begin Listing

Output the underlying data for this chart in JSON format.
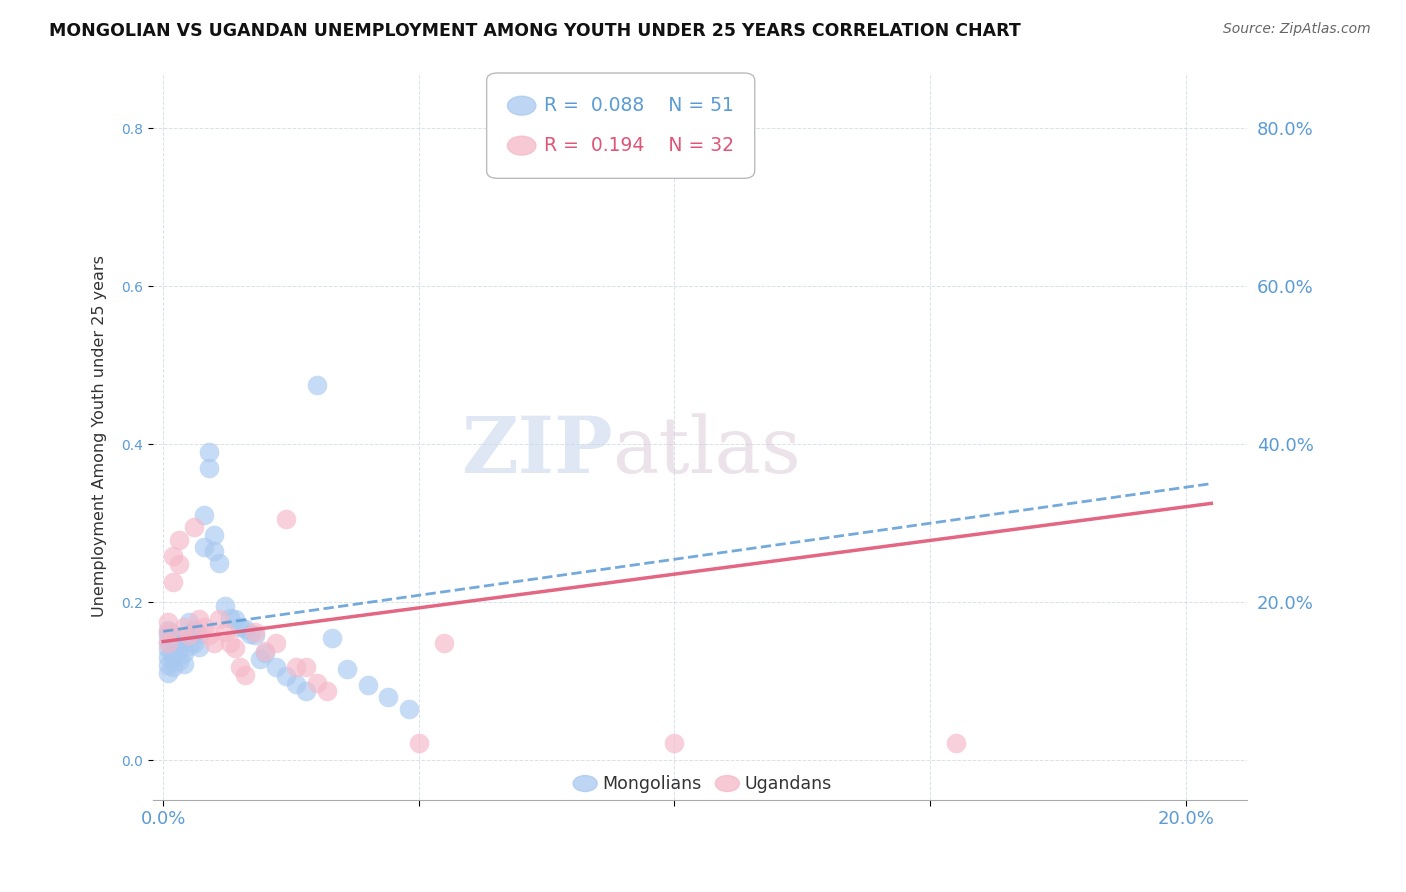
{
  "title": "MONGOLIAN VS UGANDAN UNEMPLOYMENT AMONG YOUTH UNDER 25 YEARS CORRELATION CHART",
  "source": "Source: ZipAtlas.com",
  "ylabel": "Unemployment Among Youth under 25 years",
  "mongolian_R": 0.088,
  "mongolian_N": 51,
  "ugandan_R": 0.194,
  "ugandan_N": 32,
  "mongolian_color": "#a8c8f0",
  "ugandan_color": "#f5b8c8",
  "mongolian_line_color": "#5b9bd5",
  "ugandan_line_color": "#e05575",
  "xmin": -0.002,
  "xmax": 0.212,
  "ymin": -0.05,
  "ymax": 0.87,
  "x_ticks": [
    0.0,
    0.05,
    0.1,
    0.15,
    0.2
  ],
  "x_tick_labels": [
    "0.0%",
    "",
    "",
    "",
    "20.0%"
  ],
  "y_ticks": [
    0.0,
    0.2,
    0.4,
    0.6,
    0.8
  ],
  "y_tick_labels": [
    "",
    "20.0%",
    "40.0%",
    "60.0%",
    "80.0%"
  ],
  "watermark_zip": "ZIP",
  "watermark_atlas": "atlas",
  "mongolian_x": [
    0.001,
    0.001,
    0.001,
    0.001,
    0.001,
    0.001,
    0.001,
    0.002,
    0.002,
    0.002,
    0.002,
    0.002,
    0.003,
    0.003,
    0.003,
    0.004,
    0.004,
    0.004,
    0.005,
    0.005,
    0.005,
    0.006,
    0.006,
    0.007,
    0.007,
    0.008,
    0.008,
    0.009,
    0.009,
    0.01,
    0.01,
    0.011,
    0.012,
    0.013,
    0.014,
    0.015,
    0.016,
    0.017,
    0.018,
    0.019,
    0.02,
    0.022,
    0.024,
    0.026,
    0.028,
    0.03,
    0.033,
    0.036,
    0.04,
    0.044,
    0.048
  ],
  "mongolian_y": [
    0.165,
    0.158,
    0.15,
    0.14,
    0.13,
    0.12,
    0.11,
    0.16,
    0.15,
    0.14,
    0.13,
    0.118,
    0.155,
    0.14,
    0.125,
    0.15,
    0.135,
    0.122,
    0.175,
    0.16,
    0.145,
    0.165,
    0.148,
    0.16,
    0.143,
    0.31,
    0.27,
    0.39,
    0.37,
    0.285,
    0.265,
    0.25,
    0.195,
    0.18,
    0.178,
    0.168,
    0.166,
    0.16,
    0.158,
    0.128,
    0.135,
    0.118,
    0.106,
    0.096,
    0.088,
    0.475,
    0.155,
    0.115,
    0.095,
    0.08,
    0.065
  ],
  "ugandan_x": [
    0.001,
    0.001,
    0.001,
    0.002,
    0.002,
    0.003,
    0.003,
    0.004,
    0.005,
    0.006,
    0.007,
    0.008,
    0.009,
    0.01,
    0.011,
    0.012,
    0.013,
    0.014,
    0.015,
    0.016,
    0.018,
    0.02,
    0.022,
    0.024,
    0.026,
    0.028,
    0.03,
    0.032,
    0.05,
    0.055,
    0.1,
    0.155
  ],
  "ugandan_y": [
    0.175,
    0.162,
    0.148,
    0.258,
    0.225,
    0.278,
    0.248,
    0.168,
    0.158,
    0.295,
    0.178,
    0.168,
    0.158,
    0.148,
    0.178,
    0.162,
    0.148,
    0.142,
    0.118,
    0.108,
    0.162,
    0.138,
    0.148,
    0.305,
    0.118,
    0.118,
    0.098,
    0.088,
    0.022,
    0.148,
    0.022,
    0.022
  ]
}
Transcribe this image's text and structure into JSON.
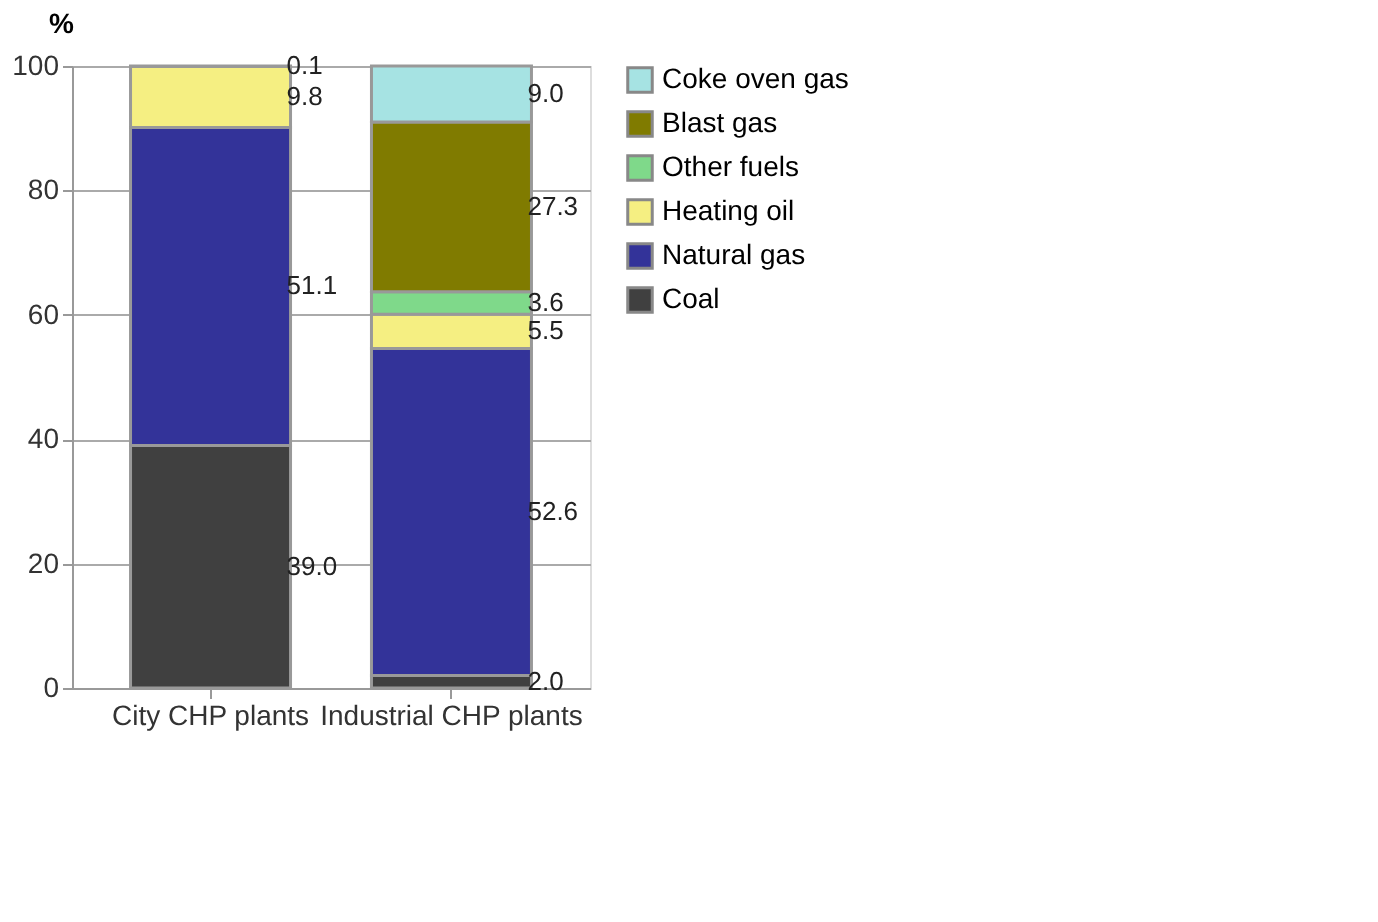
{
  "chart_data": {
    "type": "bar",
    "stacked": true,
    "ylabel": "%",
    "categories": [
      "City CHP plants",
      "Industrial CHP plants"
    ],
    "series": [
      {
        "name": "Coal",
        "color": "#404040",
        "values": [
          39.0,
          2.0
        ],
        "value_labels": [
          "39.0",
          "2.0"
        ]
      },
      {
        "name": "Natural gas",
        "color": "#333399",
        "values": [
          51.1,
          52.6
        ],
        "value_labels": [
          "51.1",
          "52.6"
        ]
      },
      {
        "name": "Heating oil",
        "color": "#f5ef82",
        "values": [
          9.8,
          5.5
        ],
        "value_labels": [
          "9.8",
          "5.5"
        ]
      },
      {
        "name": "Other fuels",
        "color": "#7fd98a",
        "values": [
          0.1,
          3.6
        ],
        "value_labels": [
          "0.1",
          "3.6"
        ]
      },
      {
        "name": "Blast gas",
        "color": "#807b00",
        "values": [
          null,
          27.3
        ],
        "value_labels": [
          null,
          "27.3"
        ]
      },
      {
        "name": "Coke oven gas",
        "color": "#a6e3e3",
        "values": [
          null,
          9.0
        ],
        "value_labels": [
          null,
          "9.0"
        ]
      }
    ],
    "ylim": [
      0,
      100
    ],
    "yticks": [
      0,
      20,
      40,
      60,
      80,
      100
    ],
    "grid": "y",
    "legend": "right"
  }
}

end Listing

• **Directions for this task**
All records must be output exactly as they are, except for the pictures, which are left out.

• **Result for this exercise**
Output the underlying data for this chart in JSON format.
{
  "title": "MONGOLIAN VS UGANDAN UNEMPLOYMENT AMONG YOUTH UNDER 25 YEARS CORRELATION CHART",
  "source": "Source: ZipAtlas.com",
  "ylabel": "Unemployment Among Youth under 25 years",
  "mongolian_R": 0.088,
  "mongolian_N": 51,
  "ugandan_R": 0.194,
  "ugandan_N": 32,
  "mongolian_color": "#a8c8f0",
  "ugandan_color": "#f5b8c8",
  "mongolian_line_color": "#5b9bd5",
  "ugandan_line_color": "#e05575",
  "xmin": -0.002,
  "xmax": 0.212,
  "ymin": -0.05,
  "ymax": 0.87,
  "x_ticks": [
    0.0,
    0.05,
    0.1,
    0.15,
    0.2
  ],
  "x_tick_labels": [
    "0.0%",
    "",
    "",
    "",
    "20.0%"
  ],
  "y_ticks": [
    0.0,
    0.2,
    0.4,
    0.6,
    0.8
  ],
  "y_tick_labels": [
    "",
    "20.0%",
    "40.0%",
    "60.0%",
    "80.0%"
  ],
  "watermark_zip": "ZIP",
  "watermark_atlas": "atlas",
  "mongolian_x": [
    0.001,
    0.001,
    0.001,
    0.001,
    0.001,
    0.001,
    0.001,
    0.002,
    0.002,
    0.002,
    0.002,
    0.002,
    0.003,
    0.003,
    0.003,
    0.004,
    0.004,
    0.004,
    0.005,
    0.005,
    0.005,
    0.006,
    0.006,
    0.007,
    0.007,
    0.008,
    0.008,
    0.009,
    0.009,
    0.01,
    0.01,
    0.011,
    0.012,
    0.013,
    0.014,
    0.015,
    0.016,
    0.017,
    0.018,
    0.019,
    0.02,
    0.022,
    0.024,
    0.026,
    0.028,
    0.03,
    0.033,
    0.036,
    0.04,
    0.044,
    0.048
  ],
  "mongolian_y": [
    0.165,
    0.158,
    0.15,
    0.14,
    0.13,
    0.12,
    0.11,
    0.16,
    0.15,
    0.14,
    0.13,
    0.118,
    0.155,
    0.14,
    0.125,
    0.15,
    0.135,
    0.122,
    0.175,
    0.16,
    0.145,
    0.165,
    0.148,
    0.16,
    0.143,
    0.31,
    0.27,
    0.39,
    0.37,
    0.285,
    0.265,
    0.25,
    0.195,
    0.18,
    0.178,
    0.168,
    0.166,
    0.16,
    0.158,
    0.128,
    0.135,
    0.118,
    0.106,
    0.096,
    0.088,
    0.475,
    0.155,
    0.115,
    0.095,
    0.08,
    0.065
  ],
  "ugandan_x": [
    0.001,
    0.001,
    0.001,
    0.002,
    0.002,
    0.003,
    0.003,
    0.004,
    0.005,
    0.006,
    0.007,
    0.008,
    0.009,
    0.01,
    0.011,
    0.012,
    0.013,
    0.014,
    0.015,
    0.016,
    0.018,
    0.02,
    0.022,
    0.024,
    0.026,
    0.028,
    0.03,
    0.032,
    0.05,
    0.055,
    0.1,
    0.155
  ],
  "ugandan_y": [
    0.175,
    0.162,
    0.148,
    0.258,
    0.225,
    0.278,
    0.248,
    0.168,
    0.158,
    0.295,
    0.178,
    0.168,
    0.158,
    0.148,
    0.178,
    0.162,
    0.148,
    0.142,
    0.118,
    0.108,
    0.162,
    0.138,
    0.148,
    0.305,
    0.118,
    0.118,
    0.098,
    0.088,
    0.022,
    0.148,
    0.022,
    0.022
  ]
}
Transcribe this image's text and structure into JSON.
{
  "chart_data": {
    "type": "bar",
    "stacked": true,
    "ylabel": "%",
    "categories": [
      "City CHP plants",
      "Industrial CHP plants"
    ],
    "series": [
      {
        "name": "Coal",
        "color": "#404040",
        "values": [
          39.0,
          2.0
        ],
        "value_labels": [
          "39.0",
          "2.0"
        ]
      },
      {
        "name": "Natural gas",
        "color": "#333399",
        "values": [
          51.1,
          52.6
        ],
        "value_labels": [
          "51.1",
          "52.6"
        ]
      },
      {
        "name": "Heating oil",
        "color": "#f5ef82",
        "values": [
          9.8,
          5.5
        ],
        "value_labels": [
          "9.8",
          "5.5"
        ]
      },
      {
        "name": "Other fuels",
        "color": "#7fd98a",
        "values": [
          0.1,
          3.6
        ],
        "value_labels": [
          "0.1",
          "3.6"
        ]
      },
      {
        "name": "Blast gas",
        "color": "#807b00",
        "values": [
          null,
          27.3
        ],
        "value_labels": [
          null,
          "27.3"
        ]
      },
      {
        "name": "Coke oven gas",
        "color": "#a6e3e3",
        "values": [
          null,
          9.0
        ],
        "value_labels": [
          null,
          "9.0"
        ]
      }
    ],
    "ylim": [
      0,
      100
    ],
    "yticks": [
      0,
      20,
      40,
      60,
      80,
      100
    ],
    "grid": "y",
    "legend": "right"
  }
}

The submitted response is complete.